Task to complete
Extract each line bearing the word "Weekend".

Provided records
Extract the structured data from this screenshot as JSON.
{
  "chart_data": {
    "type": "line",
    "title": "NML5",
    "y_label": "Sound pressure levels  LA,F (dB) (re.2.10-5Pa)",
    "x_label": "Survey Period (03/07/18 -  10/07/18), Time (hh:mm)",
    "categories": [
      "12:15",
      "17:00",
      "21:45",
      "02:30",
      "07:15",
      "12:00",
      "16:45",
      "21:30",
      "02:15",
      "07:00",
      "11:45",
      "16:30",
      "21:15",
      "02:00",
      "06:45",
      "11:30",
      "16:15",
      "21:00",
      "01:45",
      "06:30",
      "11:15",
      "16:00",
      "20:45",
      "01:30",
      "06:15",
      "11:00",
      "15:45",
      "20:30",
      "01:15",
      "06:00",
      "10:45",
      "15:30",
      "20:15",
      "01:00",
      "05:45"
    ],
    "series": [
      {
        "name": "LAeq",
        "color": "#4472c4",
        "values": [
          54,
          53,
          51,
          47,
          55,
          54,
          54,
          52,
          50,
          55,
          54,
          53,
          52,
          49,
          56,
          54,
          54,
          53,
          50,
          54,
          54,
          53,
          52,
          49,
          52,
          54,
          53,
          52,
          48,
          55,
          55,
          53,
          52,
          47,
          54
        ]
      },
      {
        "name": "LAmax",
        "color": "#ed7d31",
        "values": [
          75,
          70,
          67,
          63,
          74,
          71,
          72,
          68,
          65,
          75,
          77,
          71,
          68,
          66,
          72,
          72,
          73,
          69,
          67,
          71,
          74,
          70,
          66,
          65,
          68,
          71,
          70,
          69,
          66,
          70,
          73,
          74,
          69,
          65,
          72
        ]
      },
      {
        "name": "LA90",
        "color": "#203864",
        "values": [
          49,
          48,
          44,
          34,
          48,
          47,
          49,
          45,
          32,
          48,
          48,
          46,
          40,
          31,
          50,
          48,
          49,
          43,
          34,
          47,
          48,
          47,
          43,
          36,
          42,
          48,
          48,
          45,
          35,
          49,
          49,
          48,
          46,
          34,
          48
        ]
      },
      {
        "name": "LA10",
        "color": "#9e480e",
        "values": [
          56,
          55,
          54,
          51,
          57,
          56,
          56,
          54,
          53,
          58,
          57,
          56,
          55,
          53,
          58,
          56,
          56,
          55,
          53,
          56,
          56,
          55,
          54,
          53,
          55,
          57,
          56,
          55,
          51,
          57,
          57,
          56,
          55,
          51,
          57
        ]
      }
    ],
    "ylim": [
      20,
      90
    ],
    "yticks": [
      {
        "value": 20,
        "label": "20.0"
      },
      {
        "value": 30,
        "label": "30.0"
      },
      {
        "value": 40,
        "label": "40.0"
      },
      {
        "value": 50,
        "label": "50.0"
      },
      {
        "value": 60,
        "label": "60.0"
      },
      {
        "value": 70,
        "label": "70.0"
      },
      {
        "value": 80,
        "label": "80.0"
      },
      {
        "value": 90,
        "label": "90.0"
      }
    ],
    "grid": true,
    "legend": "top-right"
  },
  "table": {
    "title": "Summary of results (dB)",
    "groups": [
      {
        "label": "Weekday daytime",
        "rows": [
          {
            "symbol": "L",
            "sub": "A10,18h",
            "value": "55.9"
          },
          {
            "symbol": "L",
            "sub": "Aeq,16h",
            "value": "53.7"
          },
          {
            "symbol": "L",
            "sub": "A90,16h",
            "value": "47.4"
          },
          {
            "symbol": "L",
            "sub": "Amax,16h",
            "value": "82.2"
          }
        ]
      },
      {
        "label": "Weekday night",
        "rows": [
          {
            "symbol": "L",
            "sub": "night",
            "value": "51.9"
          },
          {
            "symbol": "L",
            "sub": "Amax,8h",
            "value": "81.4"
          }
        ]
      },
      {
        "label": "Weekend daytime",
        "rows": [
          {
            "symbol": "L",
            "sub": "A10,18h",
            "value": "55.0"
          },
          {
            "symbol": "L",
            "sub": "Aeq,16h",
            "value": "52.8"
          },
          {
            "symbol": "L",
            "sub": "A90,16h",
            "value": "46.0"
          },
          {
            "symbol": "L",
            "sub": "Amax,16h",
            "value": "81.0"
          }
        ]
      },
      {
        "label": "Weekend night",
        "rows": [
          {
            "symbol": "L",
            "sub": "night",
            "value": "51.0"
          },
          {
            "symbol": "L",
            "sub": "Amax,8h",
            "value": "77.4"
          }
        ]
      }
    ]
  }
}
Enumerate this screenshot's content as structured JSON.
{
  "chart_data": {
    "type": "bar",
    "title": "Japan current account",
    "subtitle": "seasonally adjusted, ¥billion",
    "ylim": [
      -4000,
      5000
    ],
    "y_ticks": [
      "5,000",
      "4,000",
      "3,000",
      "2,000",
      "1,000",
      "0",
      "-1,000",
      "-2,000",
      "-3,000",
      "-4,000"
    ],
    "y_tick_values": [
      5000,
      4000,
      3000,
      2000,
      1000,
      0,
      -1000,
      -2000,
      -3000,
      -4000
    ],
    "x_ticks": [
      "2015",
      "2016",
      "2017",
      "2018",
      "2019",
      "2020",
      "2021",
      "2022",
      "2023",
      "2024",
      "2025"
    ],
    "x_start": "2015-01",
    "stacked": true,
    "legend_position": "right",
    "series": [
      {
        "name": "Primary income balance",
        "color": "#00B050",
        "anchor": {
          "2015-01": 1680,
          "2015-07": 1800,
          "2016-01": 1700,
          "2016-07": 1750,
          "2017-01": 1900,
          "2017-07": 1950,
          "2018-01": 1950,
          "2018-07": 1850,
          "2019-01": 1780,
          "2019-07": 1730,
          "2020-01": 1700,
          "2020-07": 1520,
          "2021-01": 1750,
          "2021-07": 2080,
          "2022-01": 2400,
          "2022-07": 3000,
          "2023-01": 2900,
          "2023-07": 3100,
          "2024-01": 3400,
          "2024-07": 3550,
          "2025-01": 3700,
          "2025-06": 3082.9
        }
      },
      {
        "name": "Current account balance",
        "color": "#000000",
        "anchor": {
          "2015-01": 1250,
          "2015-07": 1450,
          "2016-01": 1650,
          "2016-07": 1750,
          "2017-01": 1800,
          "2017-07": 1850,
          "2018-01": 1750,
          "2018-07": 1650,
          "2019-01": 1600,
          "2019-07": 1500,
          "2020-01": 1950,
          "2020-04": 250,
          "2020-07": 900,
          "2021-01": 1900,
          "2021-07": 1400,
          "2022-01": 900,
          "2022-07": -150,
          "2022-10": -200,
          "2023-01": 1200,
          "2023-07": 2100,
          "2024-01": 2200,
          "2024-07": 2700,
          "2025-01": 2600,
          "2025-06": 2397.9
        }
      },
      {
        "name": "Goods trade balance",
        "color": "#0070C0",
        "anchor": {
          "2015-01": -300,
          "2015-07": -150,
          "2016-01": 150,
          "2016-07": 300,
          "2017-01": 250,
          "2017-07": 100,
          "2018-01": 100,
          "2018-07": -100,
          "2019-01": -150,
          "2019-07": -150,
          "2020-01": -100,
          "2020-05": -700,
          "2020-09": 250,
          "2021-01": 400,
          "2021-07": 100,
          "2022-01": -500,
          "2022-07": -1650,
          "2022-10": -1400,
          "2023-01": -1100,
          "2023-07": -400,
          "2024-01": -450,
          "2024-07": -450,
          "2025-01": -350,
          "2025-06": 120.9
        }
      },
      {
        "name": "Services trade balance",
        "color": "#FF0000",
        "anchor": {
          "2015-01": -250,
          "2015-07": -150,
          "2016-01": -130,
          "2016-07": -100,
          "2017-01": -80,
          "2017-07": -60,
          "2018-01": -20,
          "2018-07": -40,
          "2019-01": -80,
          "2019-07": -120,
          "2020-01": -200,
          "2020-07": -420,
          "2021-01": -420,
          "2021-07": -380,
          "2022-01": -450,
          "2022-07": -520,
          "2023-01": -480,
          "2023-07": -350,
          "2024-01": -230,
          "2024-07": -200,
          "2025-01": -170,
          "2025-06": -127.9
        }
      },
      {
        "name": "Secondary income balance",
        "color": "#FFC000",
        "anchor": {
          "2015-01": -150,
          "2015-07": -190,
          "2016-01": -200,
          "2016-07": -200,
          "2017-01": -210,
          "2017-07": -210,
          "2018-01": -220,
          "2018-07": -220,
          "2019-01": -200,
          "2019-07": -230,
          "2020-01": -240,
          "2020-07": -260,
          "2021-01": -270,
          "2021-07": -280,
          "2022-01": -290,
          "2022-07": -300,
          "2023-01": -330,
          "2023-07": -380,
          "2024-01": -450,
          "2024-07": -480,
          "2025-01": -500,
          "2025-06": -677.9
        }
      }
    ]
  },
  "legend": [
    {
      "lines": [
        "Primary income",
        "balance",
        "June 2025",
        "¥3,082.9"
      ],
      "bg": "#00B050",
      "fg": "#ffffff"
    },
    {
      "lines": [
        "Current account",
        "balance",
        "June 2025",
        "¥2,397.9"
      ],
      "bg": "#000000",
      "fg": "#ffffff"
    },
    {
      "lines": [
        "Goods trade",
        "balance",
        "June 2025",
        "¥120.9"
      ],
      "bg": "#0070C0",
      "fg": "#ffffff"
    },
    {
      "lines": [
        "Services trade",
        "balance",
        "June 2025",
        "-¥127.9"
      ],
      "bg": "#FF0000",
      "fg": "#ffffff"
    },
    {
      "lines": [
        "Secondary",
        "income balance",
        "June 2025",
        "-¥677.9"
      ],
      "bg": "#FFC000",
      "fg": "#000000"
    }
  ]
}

Result for this task
        "label": "Weekend daytime",
        "label": "Weekend night",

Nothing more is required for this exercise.